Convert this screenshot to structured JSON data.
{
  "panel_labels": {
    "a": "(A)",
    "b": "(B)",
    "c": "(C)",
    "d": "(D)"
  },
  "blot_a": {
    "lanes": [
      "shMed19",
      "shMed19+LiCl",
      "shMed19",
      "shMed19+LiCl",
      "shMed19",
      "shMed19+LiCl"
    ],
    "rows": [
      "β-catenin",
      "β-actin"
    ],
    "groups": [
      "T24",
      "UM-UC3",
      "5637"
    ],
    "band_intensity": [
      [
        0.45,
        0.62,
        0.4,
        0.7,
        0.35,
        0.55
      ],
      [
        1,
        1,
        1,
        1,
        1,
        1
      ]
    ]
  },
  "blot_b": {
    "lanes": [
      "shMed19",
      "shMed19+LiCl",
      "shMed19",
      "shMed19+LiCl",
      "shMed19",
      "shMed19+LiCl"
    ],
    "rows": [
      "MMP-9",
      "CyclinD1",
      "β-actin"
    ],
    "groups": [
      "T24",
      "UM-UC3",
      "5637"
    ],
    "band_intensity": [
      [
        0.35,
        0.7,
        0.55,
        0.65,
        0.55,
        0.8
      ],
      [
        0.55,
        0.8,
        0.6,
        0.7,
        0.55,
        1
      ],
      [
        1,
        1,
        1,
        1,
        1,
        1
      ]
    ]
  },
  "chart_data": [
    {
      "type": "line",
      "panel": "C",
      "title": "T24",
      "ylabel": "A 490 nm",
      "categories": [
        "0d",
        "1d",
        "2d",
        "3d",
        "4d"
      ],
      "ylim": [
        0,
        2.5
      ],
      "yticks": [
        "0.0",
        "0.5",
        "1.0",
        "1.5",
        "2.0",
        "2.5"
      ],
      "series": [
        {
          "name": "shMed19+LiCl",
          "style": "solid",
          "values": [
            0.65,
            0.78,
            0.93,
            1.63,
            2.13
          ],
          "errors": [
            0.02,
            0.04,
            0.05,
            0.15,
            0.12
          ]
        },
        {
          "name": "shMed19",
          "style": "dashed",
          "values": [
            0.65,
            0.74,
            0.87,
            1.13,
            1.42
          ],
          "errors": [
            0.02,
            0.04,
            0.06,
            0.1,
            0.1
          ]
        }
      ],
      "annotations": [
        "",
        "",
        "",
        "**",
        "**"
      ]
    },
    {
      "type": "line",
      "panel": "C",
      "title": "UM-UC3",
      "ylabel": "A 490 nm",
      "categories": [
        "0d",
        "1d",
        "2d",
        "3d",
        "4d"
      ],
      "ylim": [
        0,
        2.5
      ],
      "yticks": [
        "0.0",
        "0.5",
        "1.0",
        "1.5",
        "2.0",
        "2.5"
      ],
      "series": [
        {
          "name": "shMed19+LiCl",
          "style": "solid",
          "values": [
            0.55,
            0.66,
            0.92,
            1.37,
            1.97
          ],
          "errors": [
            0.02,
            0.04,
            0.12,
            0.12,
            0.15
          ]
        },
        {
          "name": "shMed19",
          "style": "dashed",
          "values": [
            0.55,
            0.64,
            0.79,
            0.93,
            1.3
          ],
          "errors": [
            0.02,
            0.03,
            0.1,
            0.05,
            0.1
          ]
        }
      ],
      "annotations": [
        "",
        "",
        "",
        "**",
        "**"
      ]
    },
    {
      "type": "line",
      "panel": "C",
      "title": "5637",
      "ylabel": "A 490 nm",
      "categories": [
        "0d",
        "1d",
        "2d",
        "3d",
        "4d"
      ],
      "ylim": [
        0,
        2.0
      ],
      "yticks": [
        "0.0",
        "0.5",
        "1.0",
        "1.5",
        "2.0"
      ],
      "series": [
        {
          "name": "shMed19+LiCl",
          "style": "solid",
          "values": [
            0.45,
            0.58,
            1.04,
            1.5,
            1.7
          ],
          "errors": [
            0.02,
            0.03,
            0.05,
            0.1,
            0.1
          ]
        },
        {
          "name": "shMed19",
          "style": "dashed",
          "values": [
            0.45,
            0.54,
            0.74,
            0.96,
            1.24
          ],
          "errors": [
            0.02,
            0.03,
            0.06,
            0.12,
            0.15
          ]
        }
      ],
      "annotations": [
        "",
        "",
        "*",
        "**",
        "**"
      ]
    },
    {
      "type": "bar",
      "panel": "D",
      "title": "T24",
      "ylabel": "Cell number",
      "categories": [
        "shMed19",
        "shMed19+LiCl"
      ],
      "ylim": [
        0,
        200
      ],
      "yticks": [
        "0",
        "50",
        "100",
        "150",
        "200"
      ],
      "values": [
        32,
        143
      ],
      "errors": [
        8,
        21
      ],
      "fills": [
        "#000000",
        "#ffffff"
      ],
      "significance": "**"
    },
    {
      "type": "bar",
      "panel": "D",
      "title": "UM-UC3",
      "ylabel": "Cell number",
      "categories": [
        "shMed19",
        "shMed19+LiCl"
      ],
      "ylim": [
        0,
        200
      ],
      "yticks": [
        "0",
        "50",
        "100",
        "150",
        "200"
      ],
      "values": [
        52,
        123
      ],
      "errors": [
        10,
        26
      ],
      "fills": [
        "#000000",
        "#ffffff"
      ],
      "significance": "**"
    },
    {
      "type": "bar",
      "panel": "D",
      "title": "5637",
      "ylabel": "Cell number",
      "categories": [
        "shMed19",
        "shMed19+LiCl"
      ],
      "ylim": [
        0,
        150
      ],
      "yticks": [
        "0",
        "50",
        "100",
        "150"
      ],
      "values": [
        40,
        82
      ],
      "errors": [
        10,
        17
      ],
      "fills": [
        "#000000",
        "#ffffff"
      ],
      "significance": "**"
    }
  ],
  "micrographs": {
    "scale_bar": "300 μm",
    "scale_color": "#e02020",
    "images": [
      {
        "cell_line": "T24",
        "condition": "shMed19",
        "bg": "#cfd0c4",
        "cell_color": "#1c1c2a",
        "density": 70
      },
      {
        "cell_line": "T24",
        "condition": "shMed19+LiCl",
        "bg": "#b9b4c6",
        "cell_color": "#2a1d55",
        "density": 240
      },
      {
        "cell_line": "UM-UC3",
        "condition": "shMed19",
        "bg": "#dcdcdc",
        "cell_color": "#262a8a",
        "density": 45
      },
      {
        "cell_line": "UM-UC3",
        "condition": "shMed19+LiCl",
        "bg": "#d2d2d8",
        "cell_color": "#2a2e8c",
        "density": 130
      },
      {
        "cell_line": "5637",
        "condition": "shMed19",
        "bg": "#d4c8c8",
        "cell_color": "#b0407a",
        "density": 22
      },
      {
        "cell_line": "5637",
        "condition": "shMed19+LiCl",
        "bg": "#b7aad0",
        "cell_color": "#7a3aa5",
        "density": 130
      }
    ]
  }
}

-*-

Exactly reproduce every line of the records.

* **Worked answer**
Convert this screenshot to structured JSON data.
{
  "panel_labels": {
    "a": "(A)",
    "b": "(B)",
    "c": "(C)",
    "d": "(D)"
  },
  "blot_a": {
    "lanes": [
      "shMed19",
      "shMed19+LiCl",
      "shMed19",
      "shMed19+LiCl",
      "shMed19",
      "shMed19+LiCl"
    ],
    "rows": [
      "β-catenin",
      "β-actin"
    ],
    "groups": [
      "T24",
      "UM-UC3",
      "5637"
    ],
    "band_intensity": [
      [
        0.45,
        0.62,
        0.4,
        0.7,
        0.35,
        0.55
      ],
      [
        1,
        1,
        1,
        1,
        1,
        1
      ]
    ]
  },
  "blot_b": {
    "lanes": [
      "shMed19",
      "shMed19+LiCl",
      "shMed19",
      "shMed19+LiCl",
      "shMed19",
      "shMed19+LiCl"
    ],
    "rows": [
      "MMP-9",
      "CyclinD1",
      "β-actin"
    ],
    "groups": [
      "T24",
      "UM-UC3",
      "5637"
    ],
    "band_intensity": [
      [
        0.35,
        0.7,
        0.55,
        0.65,
        0.55,
        0.8
      ],
      [
        0.55,
        0.8,
        0.6,
        0.7,
        0.55,
        1
      ],
      [
        1,
        1,
        1,
        1,
        1,
        1
      ]
    ]
  },
  "chart_data": [
    {
      "type": "line",
      "panel": "C",
      "title": "T24",
      "ylabel": "A 490 nm",
      "categories": [
        "0d",
        "1d",
        "2d",
        "3d",
        "4d"
      ],
      "ylim": [
        0,
        2.5
      ],
      "yticks": [
        "0.0",
        "0.5",
        "1.0",
        "1.5",
        "2.0",
        "2.5"
      ],
      "series": [
        {
          "name": "shMed19+LiCl",
          "style": "solid",
          "values": [
            0.65,
            0.78,
            0.93,
            1.63,
            2.13
          ],
          "errors": [
            0.02,
            0.04,
            0.05,
            0.15,
            0.12
          ]
        },
        {
          "name": "shMed19",
          "style": "dashed",
          "values": [
            0.65,
            0.74,
            0.87,
            1.13,
            1.42
          ],
          "errors": [
            0.02,
            0.04,
            0.06,
            0.1,
            0.1
          ]
        }
      ],
      "annotations": [
        "",
        "",
        "",
        "**",
        "**"
      ]
    },
    {
      "type": "line",
      "panel": "C",
      "title": "UM-UC3",
      "ylabel": "A 490 nm",
      "categories": [
        "0d",
        "1d",
        "2d",
        "3d",
        "4d"
      ],
      "ylim": [
        0,
        2.5
      ],
      "yticks": [
        "0.0",
        "0.5",
        "1.0",
        "1.5",
        "2.0",
        "2.5"
      ],
      "series": [
        {
          "name": "shMed19+LiCl",
          "style": "solid",
          "values": [
            0.55,
            0.66,
            0.92,
            1.37,
            1.97
          ],
          "errors": [
            0.02,
            0.04,
            0.12,
            0.12,
            0.15
          ]
        },
        {
          "name": "shMed19",
          "style": "dashed",
          "values": [
            0.55,
            0.64,
            0.79,
            0.93,
            1.3
          ],
          "errors": [
            0.02,
            0.03,
            0.1,
            0.05,
            0.1
          ]
        }
      ],
      "annotations": [
        "",
        "",
        "",
        "**",
        "**"
      ]
    },
    {
      "type": "line",
      "panel": "C",
      "title": "5637",
      "ylabel": "A 490 nm",
      "categories": [
        "0d",
        "1d",
        "2d",
        "3d",
        "4d"
      ],
      "ylim": [
        0,
        2.0
      ],
      "yticks": [
        "0.0",
        "0.5",
        "1.0",
        "1.5",
        "2.0"
      ],
      "series": [
        {
          "name": "shMed19+LiCl",
          "style": "solid",
          "values": [
            0.45,
            0.58,
            1.04,
            1.5,
            1.7
          ],
          "errors": [
            0.02,
            0.03,
            0.05,
            0.1,
            0.1
          ]
        },
        {
          "name": "shMed19",
          "style": "dashed",
          "values": [
            0.45,
            0.54,
            0.74,
            0.96,
            1.24
          ],
          "errors": [
            0.02,
            0.03,
            0.06,
            0.12,
            0.15
          ]
        }
      ],
      "annotations": [
        "",
        "",
        "*",
        "**",
        "**"
      ]
    },
    {
      "type": "bar",
      "panel": "D",
      "title": "T24",
      "ylabel": "Cell number",
      "categories": [
        "shMed19",
        "shMed19+LiCl"
      ],
      "ylim": [
        0,
        200
      ],
      "yticks": [
        "0",
        "50",
        "100",
        "150",
        "200"
      ],
      "values": [
        32,
        143
      ],
      "errors": [
        8,
        21
      ],
      "fills": [
        "#000000",
        "#ffffff"
      ],
      "significance": "**"
    },
    {
      "type": "bar",
      "panel": "D",
      "title": "UM-UC3",
      "ylabel": "Cell number",
      "categories": [
        "shMed19",
        "shMed19+LiCl"
      ],
      "ylim": [
        0,
        200
      ],
      "yticks": [
        "0",
        "50",
        "100",
        "150",
        "200"
      ],
      "values": [
        52,
        123
      ],
      "errors": [
        10,
        26
      ],
      "fills": [
        "#000000",
        "#ffffff"
      ],
      "significance": "**"
    },
    {
      "type": "bar",
      "panel": "D",
      "title": "5637",
      "ylabel": "Cell number",
      "categories": [
        "shMed19",
        "shMed19+LiCl"
      ],
      "ylim": [
        0,
        150
      ],
      "yticks": [
        "0",
        "50",
        "100",
        "150"
      ],
      "values": [
        40,
        82
      ],
      "errors": [
        10,
        17
      ],
      "fills": [
        "#000000",
        "#ffffff"
      ],
      "significance": "**"
    }
  ],
  "micrographs": {
    "scale_bar": "300 μm",
    "scale_color": "#e02020",
    "images": [
      {
        "cell_line": "T24",
        "condition": "shMed19",
        "bg": "#cfd0c4",
        "cell_color": "#1c1c2a",
        "density": 70
      },
      {
        "cell_line": "T24",
        "condition": "shMed19+LiCl",
        "bg": "#b9b4c6",
        "cell_color": "#2a1d55",
        "density": 240
      },
      {
        "cell_line": "UM-UC3",
        "condition": "shMed19",
        "bg": "#dcdcdc",
        "cell_color": "#262a8a",
        "density": 45
      },
      {
        "cell_line": "UM-UC3",
        "condition": "shMed19+LiCl",
        "bg": "#d2d2d8",
        "cell_color": "#2a2e8c",
        "density": 130
      },
      {
        "cell_line": "5637",
        "condition": "shMed19",
        "bg": "#d4c8c8",
        "cell_color": "#b0407a",
        "density": 22
      },
      {
        "cell_line": "5637",
        "condition": "shMed19+LiCl",
        "bg": "#b7aad0",
        "cell_color": "#7a3aa5",
        "density": 130
      }
    ]
  }
}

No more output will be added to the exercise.